Task input start

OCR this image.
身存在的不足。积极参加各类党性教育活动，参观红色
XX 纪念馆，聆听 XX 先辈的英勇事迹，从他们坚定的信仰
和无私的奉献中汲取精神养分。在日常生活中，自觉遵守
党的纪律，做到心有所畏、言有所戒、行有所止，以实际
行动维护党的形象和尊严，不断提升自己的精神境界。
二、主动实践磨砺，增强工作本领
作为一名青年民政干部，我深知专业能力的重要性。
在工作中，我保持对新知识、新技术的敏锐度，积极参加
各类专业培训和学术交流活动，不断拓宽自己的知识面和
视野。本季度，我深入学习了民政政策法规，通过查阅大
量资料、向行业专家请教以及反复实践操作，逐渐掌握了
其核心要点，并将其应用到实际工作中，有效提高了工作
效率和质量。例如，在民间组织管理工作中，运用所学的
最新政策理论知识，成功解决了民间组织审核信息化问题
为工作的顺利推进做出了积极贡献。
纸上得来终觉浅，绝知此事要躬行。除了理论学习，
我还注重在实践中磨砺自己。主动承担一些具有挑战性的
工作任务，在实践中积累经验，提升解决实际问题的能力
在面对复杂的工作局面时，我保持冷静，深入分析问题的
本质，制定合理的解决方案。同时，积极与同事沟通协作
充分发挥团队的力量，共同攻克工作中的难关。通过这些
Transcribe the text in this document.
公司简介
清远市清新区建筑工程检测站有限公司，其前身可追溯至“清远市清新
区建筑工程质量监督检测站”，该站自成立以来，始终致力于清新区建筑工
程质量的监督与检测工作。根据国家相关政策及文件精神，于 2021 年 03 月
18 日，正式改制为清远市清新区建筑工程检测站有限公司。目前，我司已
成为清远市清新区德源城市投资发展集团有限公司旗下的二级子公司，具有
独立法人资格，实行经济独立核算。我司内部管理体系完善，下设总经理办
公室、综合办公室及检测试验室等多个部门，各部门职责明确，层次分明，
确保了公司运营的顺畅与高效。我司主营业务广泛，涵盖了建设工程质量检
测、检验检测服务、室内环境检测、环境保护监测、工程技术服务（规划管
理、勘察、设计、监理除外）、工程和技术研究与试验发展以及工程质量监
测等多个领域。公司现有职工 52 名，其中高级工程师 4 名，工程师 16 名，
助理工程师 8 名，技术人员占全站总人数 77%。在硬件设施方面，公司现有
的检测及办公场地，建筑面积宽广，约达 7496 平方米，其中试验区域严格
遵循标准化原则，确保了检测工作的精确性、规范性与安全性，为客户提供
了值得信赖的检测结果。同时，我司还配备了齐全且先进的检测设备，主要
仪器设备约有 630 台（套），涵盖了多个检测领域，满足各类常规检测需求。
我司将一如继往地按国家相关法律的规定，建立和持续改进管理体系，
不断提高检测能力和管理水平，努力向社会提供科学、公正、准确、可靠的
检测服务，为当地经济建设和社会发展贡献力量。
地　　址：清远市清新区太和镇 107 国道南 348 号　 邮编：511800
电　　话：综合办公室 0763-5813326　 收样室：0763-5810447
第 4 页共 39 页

Task input end

Brief: Repeat exactly, and only, the lines of the records above, starting with the line that contains "Transcribe the text in this document." and ending with the final line, both included.

Solution to the exercise:
Transcribe the text in this document.
公司简介
清远市清新区建筑工程检测站有限公司，其前身可追溯至“清远市清新
区建筑工程质量监督检测站”，该站自成立以来，始终致力于清新区建筑工
程质量的监督与检测工作。根据国家相关政策及文件精神，于 2021 年 03 月
18 日，正式改制为清远市清新区建筑工程检测站有限公司。目前，我司已
成为清远市清新区德源城市投资发展集团有限公司旗下的二级子公司，具有
独立法人资格，实行经济独立核算。我司内部管理体系完善，下设总经理办
公室、综合办公室及检测试验室等多个部门，各部门职责明确，层次分明，
确保了公司运营的顺畅与高效。我司主营业务广泛，涵盖了建设工程质量检
测、检验检测服务、室内环境检测、环境保护监测、工程技术服务（规划管
理、勘察、设计、监理除外）、工程和技术研究与试验发展以及工程质量监
测等多个领域。公司现有职工 52 名，其中高级工程师 4 名，工程师 16 名，
助理工程师 8 名，技术人员占全站总人数 77%。在硬件设施方面，公司现有
的检测及办公场地，建筑面积宽广，约达 7496 平方米，其中试验区域严格
遵循标准化原则，确保了检测工作的精确性、规范性与安全性，为客户提供
了值得信赖的检测结果。同时，我司还配备了齐全且先进的检测设备，主要
仪器设备约有 630 台（套），涵盖了多个检测领域，满足各类常规检测需求。
我司将一如继往地按国家相关法律的规定，建立和持续改进管理体系，
不断提高检测能力和管理水平，努力向社会提供科学、公正、准确、可靠的
检测服务，为当地经济建设和社会发展贡献力量。
地　　址：清远市清新区太和镇 107 国道南 348 号　 邮编：511800
电　　话：综合办公室 0763-5813326　 收样室：0763-5810447
第 4 页共 39 页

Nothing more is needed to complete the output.